▶ _To do_
(a) According to the blink-gpu package metadata, what is the minimum Python version required?
(b) In the blink-gpu package metadata, list every required dependency that is not tied to an optional extra, with its version constraint.
(c) Rewrite as a short list the block of the blink-gpu package metadata starting with "Provides-Extra: api".

Metadata-Version: 2.4
Name: blink-gpu
Version: 0.1.0
Summary: Predict GPU execution time & memory for PyTorch models — without running them.
Author-email: Aniket Mishra <aniket@blink-gpu.dev>
License: MIT
Project-URL: Homepage, https://github.com/Aniketxmishra/Blink_Main
Project-URL: Documentation, https://github.com/Aniketxmishra/Blink_Main#readme
Project-URL: Repository, https://github.com/Aniketxmishra/Blink_Main.git
Project-URL: Bug Tracker, https://github.com/Aniketxmishra/Blink_Main/issues
Keywords: gpu,performance,prediction,pytorch,neural-network,profiling,machine-learning,explainability
Classifier: Development Status :: 3 - Alpha
Classifier: Intended Audience :: Science/Research
Classifier: Intended Audience :: Developers
Classifier: License :: OSI Approved :: MIT License
Classifier: Programming Language :: Python :: 3
Classifier: Programming Language :: Python :: 3.9
Classifier: Programming Language :: Python :: 3.10
Classifier: Programming Language :: Python :: 3.11
Classifier: Topic :: Scientific/Engineering :: Artificial Intelligence
Classifier: Topic :: System :: Hardware
Requires-Python: >=3.9
Description-Content-Type: text/markdown
Requires-Dist: numpy>=1.24
Requires-Dist: pandas>=2.0
Requires-Dist: scikit-learn>=1.3
Requires-Dist: xgboost>=2.0
Requires-Dist: joblib>=1.3
Requires-Dist: thop>=0.1.1
Provides-Extra: full
Requires-Dist: optuna; extra == "full"
Requires-Dist: lightgbm; extra == "full"
Requires-Dist: pynvml; extra == "full"
Requires-Dist: shap>=0.44; extra == "full"
Requires-Dist: streamlit>=1.30; extra == "full"
Requires-Dist: plotly>=5.18; extra == "full"
Requires-Dist: matplotlib>=3.8; extra == "full"
Requires-Dist: seaborn>=0.13; extra == "full"
Provides-Extra: api
Requires-Dist: fastapi>=0.110; extra == "api"
Requires-Dist: uvicorn[standard]>=0.27; extra == "api"
Requires-Dist: python-multipart; extra == "api"
Requires-Dist: httpx; extra == "api"
Provides-Extra: gnn
Requires-Dist: torch-geometric; extra == "gnn"

▶ _Dataset rows_
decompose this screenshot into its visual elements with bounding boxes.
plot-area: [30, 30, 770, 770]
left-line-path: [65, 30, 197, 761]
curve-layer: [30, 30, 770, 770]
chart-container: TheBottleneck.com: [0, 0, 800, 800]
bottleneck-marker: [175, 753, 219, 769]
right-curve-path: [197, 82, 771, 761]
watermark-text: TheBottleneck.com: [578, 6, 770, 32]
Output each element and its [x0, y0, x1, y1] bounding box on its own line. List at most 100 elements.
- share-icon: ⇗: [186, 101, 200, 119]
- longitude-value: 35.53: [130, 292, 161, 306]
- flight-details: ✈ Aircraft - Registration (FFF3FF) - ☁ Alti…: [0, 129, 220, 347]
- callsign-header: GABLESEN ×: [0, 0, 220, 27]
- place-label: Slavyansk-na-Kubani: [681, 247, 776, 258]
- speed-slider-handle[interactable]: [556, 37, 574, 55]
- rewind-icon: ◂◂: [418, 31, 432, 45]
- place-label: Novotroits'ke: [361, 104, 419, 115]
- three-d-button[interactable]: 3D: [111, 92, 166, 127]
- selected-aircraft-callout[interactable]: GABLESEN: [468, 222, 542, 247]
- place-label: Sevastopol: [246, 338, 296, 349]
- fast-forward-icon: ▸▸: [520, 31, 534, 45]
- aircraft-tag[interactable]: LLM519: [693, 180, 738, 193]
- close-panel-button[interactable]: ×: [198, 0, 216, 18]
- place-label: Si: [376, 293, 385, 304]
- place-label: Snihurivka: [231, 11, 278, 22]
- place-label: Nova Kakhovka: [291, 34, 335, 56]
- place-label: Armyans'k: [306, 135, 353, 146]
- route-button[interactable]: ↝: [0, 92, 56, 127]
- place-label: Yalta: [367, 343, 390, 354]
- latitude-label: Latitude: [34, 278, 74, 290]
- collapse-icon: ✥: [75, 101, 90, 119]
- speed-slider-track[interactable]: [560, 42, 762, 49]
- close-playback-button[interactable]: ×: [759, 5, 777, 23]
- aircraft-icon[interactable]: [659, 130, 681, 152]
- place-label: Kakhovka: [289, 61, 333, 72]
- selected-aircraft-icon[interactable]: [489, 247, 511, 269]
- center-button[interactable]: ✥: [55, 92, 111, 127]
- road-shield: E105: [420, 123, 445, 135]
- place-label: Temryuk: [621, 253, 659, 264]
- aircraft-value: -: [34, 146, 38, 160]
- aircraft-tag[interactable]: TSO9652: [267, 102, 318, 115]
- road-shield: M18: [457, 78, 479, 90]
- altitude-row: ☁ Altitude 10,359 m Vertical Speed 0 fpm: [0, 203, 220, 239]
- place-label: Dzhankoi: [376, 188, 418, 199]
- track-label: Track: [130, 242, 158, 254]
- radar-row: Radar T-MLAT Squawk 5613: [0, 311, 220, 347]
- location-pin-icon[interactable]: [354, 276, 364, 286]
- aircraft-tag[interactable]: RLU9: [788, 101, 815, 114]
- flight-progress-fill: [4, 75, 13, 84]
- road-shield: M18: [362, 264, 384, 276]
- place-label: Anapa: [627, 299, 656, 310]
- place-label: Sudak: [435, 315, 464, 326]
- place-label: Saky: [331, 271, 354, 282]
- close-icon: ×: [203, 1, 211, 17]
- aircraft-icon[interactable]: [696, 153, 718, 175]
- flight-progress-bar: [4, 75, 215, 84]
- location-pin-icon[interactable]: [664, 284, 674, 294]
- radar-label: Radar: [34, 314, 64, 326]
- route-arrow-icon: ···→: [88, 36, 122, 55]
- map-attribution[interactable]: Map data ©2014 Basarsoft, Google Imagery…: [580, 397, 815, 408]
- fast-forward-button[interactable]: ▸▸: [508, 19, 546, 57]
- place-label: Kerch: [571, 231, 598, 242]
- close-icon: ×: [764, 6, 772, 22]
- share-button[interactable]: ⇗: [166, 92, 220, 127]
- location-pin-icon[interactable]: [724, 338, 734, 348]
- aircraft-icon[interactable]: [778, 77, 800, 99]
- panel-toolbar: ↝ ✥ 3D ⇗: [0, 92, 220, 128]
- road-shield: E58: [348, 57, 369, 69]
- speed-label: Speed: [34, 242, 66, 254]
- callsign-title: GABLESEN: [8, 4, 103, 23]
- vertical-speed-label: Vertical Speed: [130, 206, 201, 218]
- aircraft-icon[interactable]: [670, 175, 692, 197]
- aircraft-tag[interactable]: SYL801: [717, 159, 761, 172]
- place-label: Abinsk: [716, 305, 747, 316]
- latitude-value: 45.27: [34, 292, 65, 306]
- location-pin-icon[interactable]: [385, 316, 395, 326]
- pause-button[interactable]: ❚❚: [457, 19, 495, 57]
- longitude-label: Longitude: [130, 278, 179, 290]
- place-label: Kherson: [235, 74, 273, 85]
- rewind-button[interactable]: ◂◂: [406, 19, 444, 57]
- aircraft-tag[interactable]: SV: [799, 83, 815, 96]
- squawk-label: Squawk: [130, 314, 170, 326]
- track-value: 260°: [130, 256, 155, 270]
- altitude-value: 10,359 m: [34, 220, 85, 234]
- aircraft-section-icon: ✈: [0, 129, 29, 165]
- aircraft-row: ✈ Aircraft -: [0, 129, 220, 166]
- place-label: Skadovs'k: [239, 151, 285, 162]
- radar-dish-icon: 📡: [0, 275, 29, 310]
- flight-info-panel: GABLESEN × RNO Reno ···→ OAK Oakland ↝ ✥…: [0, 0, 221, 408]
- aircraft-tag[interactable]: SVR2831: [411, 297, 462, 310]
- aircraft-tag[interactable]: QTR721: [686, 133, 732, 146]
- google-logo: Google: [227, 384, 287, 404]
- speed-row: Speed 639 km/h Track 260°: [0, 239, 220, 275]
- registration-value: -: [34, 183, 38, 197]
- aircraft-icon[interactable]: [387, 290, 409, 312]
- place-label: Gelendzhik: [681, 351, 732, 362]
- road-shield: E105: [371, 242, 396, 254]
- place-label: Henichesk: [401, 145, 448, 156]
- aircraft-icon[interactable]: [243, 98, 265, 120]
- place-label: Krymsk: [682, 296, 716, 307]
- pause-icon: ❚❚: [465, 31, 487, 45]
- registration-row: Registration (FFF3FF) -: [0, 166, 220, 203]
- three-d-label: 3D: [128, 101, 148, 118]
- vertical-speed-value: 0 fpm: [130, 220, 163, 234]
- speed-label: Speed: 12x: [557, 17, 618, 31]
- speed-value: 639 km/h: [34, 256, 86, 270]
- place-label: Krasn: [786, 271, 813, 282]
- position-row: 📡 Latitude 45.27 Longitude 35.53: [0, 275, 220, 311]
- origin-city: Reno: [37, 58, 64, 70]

▶ _The replies_
(a) Python 3.9 or later.

(b)
- numpy>=1.24
- pandas>=2.0
- scikit-learn>=1.3
- xgboost>=2.0
- joblib>=1.3
- thop>=0.1.1

(c)
Packages required by the "api" extra:
- fastapi>=0.110
- uvicorn[standard]>=0.27
- python-multipart
- httpx